Figure record listings:
....................

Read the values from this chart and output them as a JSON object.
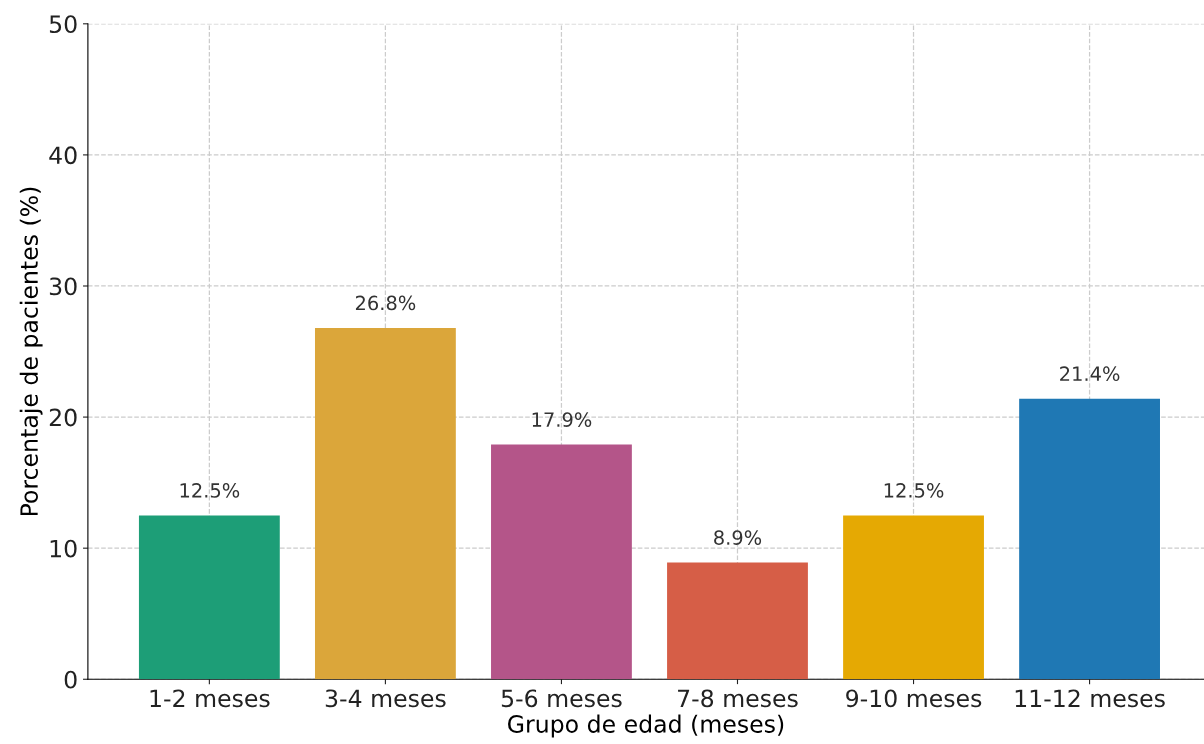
{
  "chart_data": {
    "type": "bar",
    "xlabel": "Grupo de edad (meses)",
    "ylabel": "Porcentaje de pacientes (%)",
    "categories": [
      "1-2 meses",
      "3-4 meses",
      "5-6 meses",
      "7-8 meses",
      "9-10 meses",
      "11-12 meses"
    ],
    "values": [
      12.5,
      26.8,
      17.9,
      8.9,
      12.5,
      21.4
    ],
    "colors": [
      "#1d9e77",
      "#dba63a",
      "#b45589",
      "#d65e47",
      "#e5a903",
      "#1f78b4"
    ],
    "value_labels": [
      "12.5%",
      "26.8%",
      "17.9%",
      "8.9%",
      "12.5%",
      "21.4%"
    ],
    "ylim": [
      0,
      50
    ],
    "yticks": [
      0,
      10,
      20,
      30,
      40,
      50
    ],
    "grid": true
  }
}
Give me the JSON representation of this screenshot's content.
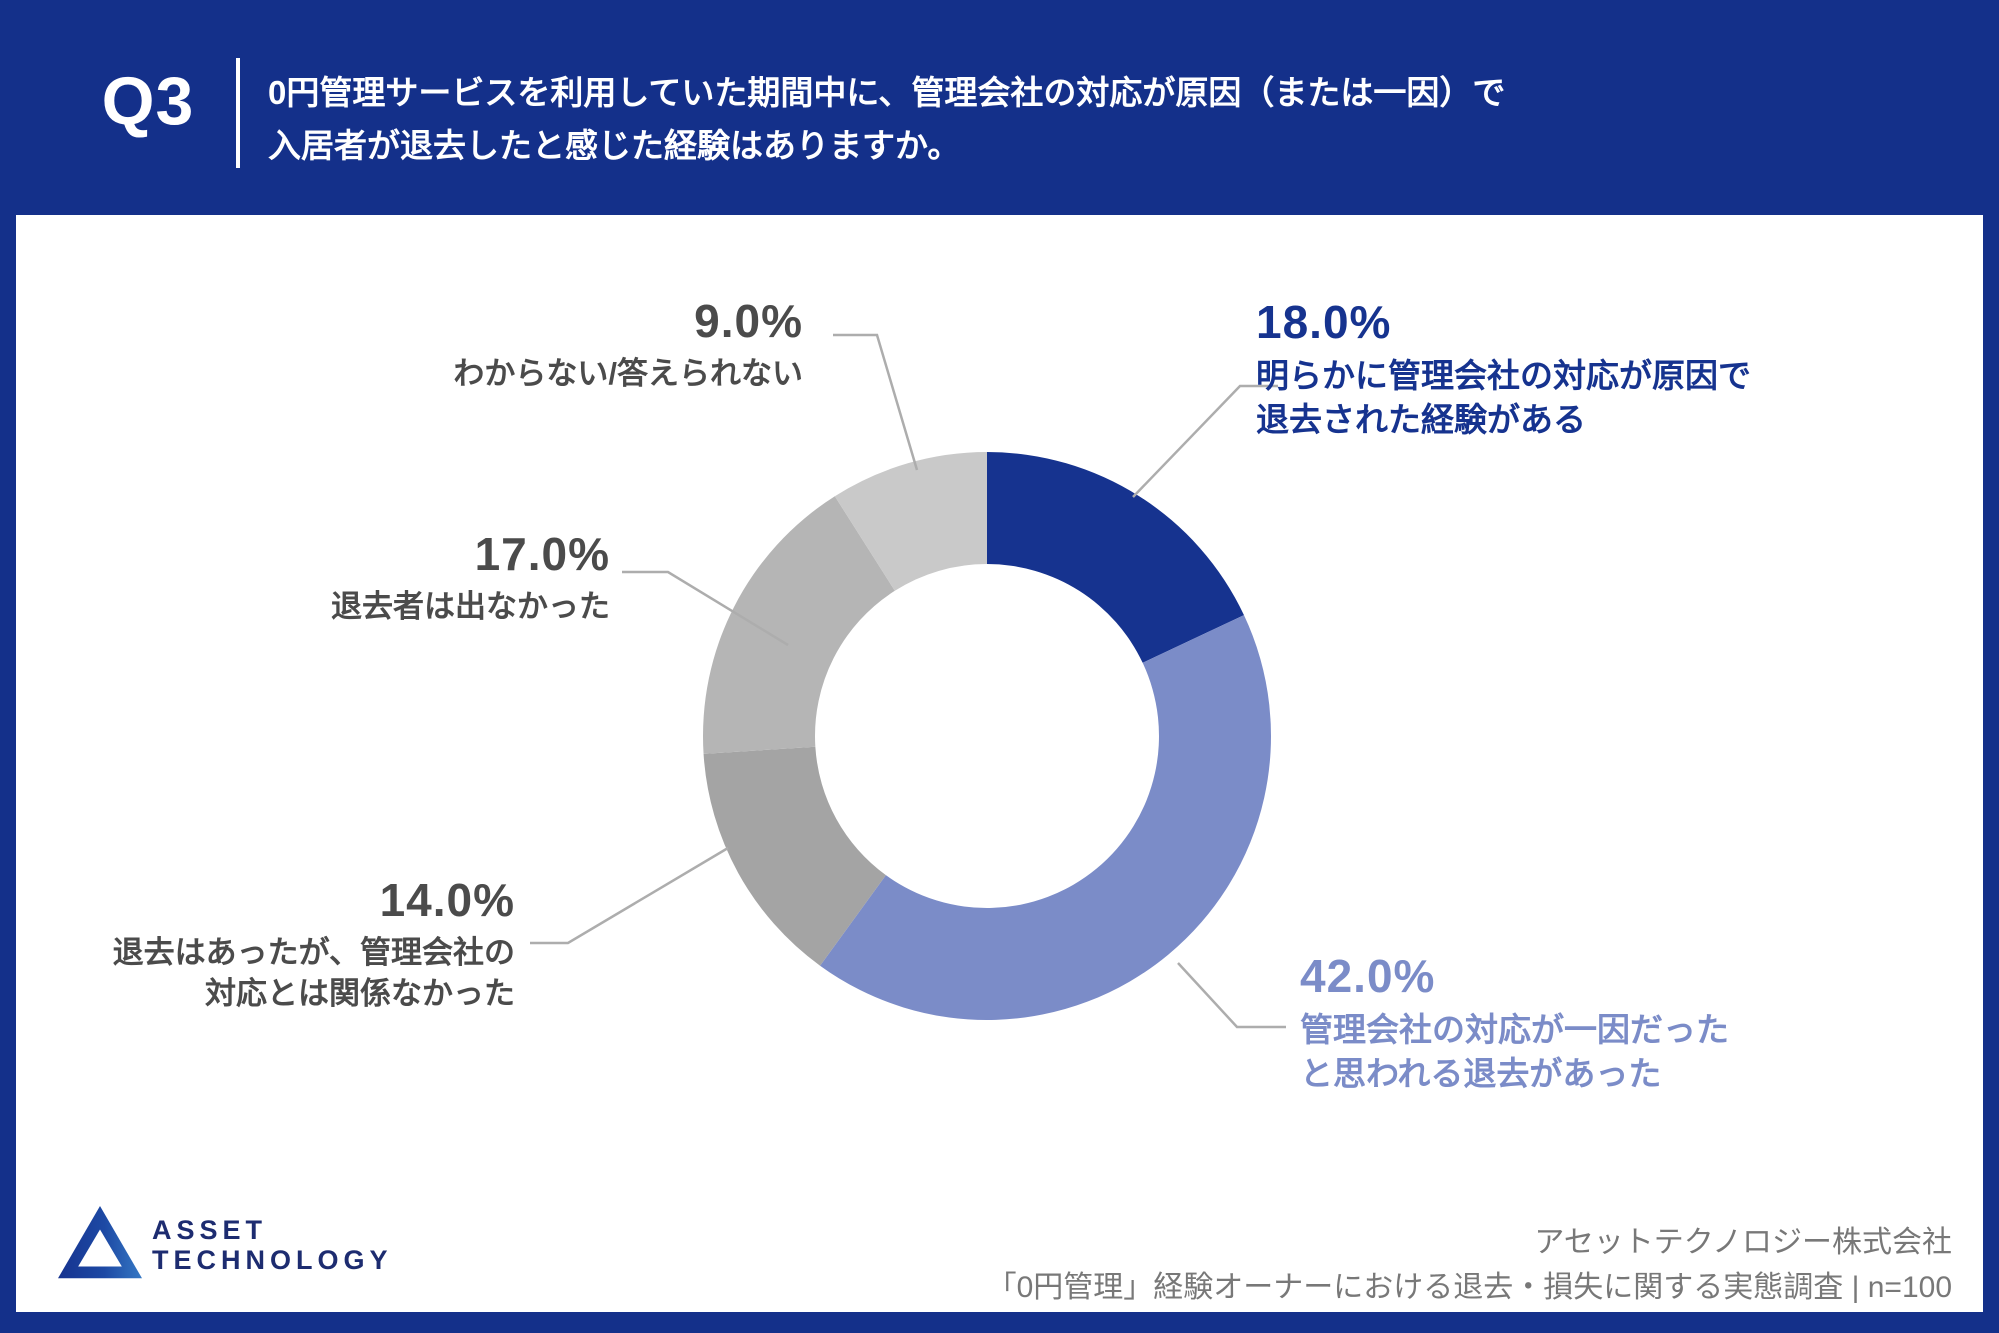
{
  "header": {
    "q_label": "Q3",
    "question_line1": "0円管理サービスを利用していた期間中に、管理会社の対応が原因（または一因）で",
    "question_line2": "入居者が退去したと感じた経験はありますか。"
  },
  "chart_data": {
    "type": "pie",
    "subtype": "donut",
    "unit": "%",
    "start_angle_deg_from_top": 0,
    "direction": "clockwise",
    "segments": [
      {
        "label": "明らかに管理会社の対応が原因で退去された経験がある",
        "value": 18.0,
        "color": "#16338F"
      },
      {
        "label": "管理会社の対応が一因だったと思われる退去があった",
        "value": 42.0,
        "color": "#7B8CC8"
      },
      {
        "label": "退去はあったが、管理会社の対応とは関係なかった",
        "value": 14.0,
        "color": "#A4A4A4"
      },
      {
        "label": "退去者は出なかった",
        "value": 17.0,
        "color": "#B5B5B5"
      },
      {
        "label": "わからない/答えられない",
        "value": 9.0,
        "color": "#C9C9C9"
      }
    ]
  },
  "callouts": [
    {
      "value": "18.0%",
      "lines": [
        "明らかに管理会社の対応が原因で",
        "退去された経験がある"
      ],
      "color": "#16338F"
    },
    {
      "value": "42.0%",
      "lines": [
        "管理会社の対応が一因だった",
        "と思われる退去があった"
      ],
      "color": "#7B8CC8"
    },
    {
      "value": "14.0%",
      "lines": [
        "退去はあったが、管理会社の",
        "対応とは関係なかった"
      ],
      "color": "#4B4B4B"
    },
    {
      "value": "17.0%",
      "lines": [
        "退去者は出なかった"
      ],
      "color": "#4B4B4B"
    },
    {
      "value": "9.0%",
      "lines": [
        "わからない/答えられない"
      ],
      "color": "#4B4B4B"
    }
  ],
  "footer": {
    "logo_line1": "ASSET",
    "logo_line2": "TECHNOLOGY",
    "source_line1": "アセットテクノロジー株式会社",
    "source_line2": "「0円管理」経験オーナーにおける退去・損失に関する実態調査 | n=100"
  },
  "colors": {
    "frame_blue": "#14308A",
    "leader_line": "#ADADAD",
    "logo_navy": "#1D2C70"
  }
}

....................

__Required task__: Set down the complete material exactly, but do not include the images.

__Exercise response__:
Read the values from this chart and output them as a JSON object.
{
  "chart_data": {
    "type": "bar",
    "xlabel": "Grupo de edad (meses)",
    "ylabel": "Porcentaje de pacientes (%)",
    "categories": [
      "1-2 meses",
      "3-4 meses",
      "5-6 meses",
      "7-8 meses",
      "9-10 meses",
      "11-12 meses"
    ],
    "values": [
      12.5,
      26.8,
      17.9,
      8.9,
      12.5,
      21.4
    ],
    "colors": [
      "#1d9e77",
      "#dba63a",
      "#b45589",
      "#d65e47",
      "#e5a903",
      "#1f78b4"
    ],
    "value_labels": [
      "12.5%",
      "26.8%",
      "17.9%",
      "8.9%",
      "12.5%",
      "21.4%"
    ],
    "ylim": [
      0,
      50
    ],
    "yticks": [
      0,
      10,
      20,
      30,
      40,
      50
    ],
    "grid": true
  }
}
Give me the JSON representation of this screenshot's content.
{
  "header": {
    "q_label": "Q3",
    "question_line1": "0円管理サービスを利用していた期間中に、管理会社の対応が原因（または一因）で",
    "question_line2": "入居者が退去したと感じた経験はありますか。"
  },
  "chart_data": {
    "type": "pie",
    "subtype": "donut",
    "unit": "%",
    "start_angle_deg_from_top": 0,
    "direction": "clockwise",
    "segments": [
      {
        "label": "明らかに管理会社の対応が原因で退去された経験がある",
        "value": 18.0,
        "color": "#16338F"
      },
      {
        "label": "管理会社の対応が一因だったと思われる退去があった",
        "value": 42.0,
        "color": "#7B8CC8"
      },
      {
        "label": "退去はあったが、管理会社の対応とは関係なかった",
        "value": 14.0,
        "color": "#A4A4A4"
      },
      {
        "label": "退去者は出なかった",
        "value": 17.0,
        "color": "#B5B5B5"
      },
      {
        "label": "わからない/答えられない",
        "value": 9.0,
        "color": "#C9C9C9"
      }
    ]
  },
  "callouts": [
    {
      "value": "18.0%",
      "lines": [
        "明らかに管理会社の対応が原因で",
        "退去された経験がある"
      ],
      "color": "#16338F"
    },
    {
      "value": "42.0%",
      "lines": [
        "管理会社の対応が一因だった",
        "と思われる退去があった"
      ],
      "color": "#7B8CC8"
    },
    {
      "value": "14.0%",
      "lines": [
        "退去はあったが、管理会社の",
        "対応とは関係なかった"
      ],
      "color": "#4B4B4B"
    },
    {
      "value": "17.0%",
      "lines": [
        "退去者は出なかった"
      ],
      "color": "#4B4B4B"
    },
    {
      "value": "9.0%",
      "lines": [
        "わからない/答えられない"
      ],
      "color": "#4B4B4B"
    }
  ],
  "footer": {
    "logo_line1": "ASSET",
    "logo_line2": "TECHNOLOGY",
    "source_line1": "アセットテクノロジー株式会社",
    "source_line2": "「0円管理」経験オーナーにおける退去・損失に関する実態調査 | n=100"
  },
  "colors": {
    "frame_blue": "#14308A",
    "leader_line": "#ADADAD",
    "logo_navy": "#1D2C70"
  }
}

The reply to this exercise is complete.